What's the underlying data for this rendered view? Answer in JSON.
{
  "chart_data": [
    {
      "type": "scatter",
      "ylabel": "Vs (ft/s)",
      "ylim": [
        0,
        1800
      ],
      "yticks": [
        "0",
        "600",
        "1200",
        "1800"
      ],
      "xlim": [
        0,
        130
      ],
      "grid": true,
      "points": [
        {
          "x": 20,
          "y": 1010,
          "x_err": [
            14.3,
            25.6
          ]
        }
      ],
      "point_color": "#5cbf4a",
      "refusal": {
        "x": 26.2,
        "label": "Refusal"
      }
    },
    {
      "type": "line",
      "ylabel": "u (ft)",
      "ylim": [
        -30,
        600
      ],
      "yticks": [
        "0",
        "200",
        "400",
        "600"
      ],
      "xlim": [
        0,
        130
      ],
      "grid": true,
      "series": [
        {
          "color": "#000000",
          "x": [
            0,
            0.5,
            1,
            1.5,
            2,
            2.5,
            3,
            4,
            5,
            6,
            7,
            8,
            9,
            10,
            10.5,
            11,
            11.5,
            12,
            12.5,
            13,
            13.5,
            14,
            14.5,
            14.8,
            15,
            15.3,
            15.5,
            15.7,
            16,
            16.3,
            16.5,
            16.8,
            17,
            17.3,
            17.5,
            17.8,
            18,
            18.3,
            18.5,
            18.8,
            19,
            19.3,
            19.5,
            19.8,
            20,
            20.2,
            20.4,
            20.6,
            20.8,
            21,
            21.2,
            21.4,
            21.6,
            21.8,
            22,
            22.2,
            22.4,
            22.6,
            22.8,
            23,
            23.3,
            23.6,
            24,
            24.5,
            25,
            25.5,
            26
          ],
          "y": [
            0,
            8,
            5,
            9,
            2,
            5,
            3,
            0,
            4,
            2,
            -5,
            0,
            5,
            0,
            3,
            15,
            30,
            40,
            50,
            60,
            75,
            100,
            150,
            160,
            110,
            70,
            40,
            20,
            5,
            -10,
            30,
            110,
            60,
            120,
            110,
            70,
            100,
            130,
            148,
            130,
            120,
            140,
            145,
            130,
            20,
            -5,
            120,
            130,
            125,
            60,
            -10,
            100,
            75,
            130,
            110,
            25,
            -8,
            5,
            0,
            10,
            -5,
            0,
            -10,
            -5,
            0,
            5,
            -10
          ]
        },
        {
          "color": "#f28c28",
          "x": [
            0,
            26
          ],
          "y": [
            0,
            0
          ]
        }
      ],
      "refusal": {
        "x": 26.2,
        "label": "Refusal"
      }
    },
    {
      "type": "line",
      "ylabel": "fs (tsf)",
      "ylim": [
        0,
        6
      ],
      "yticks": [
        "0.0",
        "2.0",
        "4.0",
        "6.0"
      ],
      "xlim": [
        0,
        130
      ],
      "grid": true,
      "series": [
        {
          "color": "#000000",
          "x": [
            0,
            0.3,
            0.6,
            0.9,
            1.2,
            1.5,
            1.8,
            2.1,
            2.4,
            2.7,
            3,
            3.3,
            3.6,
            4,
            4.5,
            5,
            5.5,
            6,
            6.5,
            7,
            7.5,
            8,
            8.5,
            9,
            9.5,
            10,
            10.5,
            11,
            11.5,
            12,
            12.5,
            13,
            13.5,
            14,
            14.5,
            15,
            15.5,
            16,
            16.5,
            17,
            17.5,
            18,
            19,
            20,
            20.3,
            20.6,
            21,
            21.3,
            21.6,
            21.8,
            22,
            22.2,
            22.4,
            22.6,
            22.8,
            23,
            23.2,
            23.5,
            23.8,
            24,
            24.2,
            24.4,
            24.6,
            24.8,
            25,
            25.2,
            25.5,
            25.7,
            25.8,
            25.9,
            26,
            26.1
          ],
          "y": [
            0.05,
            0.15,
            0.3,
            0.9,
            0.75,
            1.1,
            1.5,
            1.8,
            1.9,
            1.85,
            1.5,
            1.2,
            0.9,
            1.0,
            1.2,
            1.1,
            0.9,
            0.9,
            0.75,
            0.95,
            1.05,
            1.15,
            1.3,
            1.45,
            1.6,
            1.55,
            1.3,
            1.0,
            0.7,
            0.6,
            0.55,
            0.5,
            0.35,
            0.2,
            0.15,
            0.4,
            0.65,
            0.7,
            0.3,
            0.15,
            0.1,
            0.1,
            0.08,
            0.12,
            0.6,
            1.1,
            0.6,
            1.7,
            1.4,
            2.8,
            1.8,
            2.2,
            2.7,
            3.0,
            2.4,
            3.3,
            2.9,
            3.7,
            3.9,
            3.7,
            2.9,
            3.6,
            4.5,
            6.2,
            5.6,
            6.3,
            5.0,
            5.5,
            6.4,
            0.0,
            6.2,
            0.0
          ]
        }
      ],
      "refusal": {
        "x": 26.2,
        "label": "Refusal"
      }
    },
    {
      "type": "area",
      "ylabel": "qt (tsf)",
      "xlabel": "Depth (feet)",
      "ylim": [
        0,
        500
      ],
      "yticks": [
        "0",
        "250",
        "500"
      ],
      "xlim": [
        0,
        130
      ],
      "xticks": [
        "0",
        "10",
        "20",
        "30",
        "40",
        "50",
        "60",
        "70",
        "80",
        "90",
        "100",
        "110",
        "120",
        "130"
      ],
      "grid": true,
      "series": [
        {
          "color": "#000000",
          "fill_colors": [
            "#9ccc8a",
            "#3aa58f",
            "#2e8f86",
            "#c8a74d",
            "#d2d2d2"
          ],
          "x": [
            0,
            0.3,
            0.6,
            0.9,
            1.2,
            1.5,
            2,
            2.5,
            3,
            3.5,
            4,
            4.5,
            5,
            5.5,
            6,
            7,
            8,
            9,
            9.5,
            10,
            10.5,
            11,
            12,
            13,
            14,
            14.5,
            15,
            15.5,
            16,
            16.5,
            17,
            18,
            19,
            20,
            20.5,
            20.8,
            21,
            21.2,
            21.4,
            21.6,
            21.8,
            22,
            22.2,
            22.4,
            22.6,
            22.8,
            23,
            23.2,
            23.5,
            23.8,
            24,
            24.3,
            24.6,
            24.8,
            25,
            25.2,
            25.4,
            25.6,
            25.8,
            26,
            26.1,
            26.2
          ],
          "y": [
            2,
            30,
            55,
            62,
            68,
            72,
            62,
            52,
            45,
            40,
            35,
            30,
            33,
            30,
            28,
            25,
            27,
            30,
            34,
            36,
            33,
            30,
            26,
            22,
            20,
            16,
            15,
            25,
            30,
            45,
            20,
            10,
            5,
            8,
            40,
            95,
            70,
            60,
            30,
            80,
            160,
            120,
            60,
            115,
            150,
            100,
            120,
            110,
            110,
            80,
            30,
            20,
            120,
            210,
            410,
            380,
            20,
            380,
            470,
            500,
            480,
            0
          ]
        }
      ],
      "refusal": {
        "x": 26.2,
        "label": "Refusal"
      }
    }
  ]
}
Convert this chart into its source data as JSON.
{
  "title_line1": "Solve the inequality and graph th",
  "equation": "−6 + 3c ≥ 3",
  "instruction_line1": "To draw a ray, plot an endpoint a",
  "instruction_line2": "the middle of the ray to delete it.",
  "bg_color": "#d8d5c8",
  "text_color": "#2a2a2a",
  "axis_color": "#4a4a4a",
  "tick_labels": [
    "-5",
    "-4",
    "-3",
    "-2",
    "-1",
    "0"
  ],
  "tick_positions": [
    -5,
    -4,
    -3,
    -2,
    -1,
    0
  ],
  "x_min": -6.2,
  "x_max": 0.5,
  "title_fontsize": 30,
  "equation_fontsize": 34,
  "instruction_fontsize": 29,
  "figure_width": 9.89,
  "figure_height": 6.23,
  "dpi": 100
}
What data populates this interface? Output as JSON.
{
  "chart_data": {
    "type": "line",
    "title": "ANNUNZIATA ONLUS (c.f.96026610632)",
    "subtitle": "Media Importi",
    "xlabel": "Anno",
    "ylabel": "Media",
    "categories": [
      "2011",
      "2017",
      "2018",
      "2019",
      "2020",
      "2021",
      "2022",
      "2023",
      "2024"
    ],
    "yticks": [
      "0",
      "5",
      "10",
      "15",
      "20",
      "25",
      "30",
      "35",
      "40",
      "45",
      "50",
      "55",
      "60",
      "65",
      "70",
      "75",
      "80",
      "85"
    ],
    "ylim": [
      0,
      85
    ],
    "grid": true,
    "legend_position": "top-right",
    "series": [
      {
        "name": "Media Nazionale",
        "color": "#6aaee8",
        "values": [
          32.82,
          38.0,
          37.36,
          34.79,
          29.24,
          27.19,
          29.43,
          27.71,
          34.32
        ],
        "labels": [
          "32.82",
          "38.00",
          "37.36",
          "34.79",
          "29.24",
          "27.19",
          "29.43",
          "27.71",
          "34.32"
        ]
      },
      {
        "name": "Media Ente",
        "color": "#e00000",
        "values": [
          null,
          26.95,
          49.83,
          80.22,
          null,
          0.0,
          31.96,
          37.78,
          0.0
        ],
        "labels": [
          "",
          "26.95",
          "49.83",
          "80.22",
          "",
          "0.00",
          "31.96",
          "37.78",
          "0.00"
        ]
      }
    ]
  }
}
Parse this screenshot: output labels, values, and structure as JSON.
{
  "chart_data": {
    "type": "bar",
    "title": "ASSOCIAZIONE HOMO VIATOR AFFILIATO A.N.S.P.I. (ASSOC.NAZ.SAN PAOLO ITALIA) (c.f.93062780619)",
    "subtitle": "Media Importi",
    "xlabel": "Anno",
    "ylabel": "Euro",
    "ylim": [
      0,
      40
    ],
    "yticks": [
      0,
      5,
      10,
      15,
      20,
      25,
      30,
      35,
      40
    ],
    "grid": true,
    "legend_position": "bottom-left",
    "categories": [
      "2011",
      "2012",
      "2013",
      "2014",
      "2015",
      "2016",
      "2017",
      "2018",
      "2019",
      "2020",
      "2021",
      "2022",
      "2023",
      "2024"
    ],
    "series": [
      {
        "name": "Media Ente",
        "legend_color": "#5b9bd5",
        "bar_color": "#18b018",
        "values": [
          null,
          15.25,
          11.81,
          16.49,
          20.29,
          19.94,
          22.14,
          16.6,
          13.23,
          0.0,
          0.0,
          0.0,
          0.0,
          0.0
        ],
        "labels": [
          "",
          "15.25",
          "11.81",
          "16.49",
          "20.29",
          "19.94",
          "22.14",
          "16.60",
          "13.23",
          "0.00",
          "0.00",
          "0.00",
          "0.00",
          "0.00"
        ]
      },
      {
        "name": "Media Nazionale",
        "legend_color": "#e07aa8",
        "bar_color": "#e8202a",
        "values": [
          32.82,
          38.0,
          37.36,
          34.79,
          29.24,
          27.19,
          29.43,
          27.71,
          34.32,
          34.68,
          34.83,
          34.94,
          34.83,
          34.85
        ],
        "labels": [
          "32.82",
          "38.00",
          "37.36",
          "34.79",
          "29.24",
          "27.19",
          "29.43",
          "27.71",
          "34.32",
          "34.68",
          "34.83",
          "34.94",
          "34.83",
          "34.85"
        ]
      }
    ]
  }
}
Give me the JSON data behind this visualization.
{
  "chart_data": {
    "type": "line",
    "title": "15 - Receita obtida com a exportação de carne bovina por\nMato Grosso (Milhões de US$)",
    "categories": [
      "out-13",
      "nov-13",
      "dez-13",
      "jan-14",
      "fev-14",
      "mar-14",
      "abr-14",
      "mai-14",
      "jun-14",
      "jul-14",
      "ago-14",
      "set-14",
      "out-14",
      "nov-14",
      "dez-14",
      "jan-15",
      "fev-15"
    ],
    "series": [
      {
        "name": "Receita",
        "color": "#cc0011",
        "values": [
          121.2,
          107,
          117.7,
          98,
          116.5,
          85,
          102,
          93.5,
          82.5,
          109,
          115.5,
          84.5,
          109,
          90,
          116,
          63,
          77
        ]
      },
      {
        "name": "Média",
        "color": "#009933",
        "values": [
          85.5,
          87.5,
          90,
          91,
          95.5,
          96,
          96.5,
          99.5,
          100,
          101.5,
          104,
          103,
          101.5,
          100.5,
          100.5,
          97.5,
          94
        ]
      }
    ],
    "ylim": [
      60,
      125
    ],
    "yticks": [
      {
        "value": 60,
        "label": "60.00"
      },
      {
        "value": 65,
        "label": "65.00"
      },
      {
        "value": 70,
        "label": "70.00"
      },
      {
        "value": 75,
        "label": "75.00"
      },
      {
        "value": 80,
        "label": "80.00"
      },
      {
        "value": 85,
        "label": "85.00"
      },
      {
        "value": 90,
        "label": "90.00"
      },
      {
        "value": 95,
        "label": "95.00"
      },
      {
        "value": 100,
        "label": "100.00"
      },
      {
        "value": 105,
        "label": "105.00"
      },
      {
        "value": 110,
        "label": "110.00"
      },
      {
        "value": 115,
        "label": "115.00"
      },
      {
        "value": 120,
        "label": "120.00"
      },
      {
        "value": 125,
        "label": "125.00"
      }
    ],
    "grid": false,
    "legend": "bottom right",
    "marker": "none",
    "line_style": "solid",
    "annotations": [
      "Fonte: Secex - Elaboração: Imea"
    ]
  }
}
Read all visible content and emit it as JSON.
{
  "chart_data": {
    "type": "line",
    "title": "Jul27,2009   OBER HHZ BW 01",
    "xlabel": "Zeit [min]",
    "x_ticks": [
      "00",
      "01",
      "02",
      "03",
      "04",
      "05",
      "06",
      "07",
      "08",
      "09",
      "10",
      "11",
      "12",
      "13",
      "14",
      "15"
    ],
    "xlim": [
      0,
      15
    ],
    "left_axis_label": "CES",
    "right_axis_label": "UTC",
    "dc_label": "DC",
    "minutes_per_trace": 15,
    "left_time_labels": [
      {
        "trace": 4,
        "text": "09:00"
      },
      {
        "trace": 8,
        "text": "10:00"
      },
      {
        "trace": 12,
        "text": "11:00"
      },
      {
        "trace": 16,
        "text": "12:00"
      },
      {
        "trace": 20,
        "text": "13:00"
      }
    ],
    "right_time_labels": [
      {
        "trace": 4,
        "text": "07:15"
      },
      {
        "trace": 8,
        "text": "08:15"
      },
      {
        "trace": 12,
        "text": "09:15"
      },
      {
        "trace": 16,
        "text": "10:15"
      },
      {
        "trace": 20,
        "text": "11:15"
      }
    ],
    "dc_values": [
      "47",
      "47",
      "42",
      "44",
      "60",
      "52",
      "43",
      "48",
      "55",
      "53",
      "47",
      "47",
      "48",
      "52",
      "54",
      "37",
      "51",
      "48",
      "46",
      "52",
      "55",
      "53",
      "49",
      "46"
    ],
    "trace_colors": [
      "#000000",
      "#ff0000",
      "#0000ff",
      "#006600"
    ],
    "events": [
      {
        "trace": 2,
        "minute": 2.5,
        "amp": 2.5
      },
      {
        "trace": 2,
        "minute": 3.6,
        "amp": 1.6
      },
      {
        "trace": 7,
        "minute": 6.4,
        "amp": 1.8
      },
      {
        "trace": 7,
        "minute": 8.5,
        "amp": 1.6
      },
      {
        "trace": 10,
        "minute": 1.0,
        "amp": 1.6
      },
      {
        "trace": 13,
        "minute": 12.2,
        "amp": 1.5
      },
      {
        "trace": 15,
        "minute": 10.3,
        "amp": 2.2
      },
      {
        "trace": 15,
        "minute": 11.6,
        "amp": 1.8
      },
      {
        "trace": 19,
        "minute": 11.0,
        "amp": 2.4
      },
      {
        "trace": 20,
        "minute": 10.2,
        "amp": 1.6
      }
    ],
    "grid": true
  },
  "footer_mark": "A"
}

☆ ☆ ☆ ☆ ☆

_Do this_
Gather every line from the listing above in which the word "bottom" appears.

_Expected output_
    "legend_position": "bottom-left",
    "legend": "bottom right",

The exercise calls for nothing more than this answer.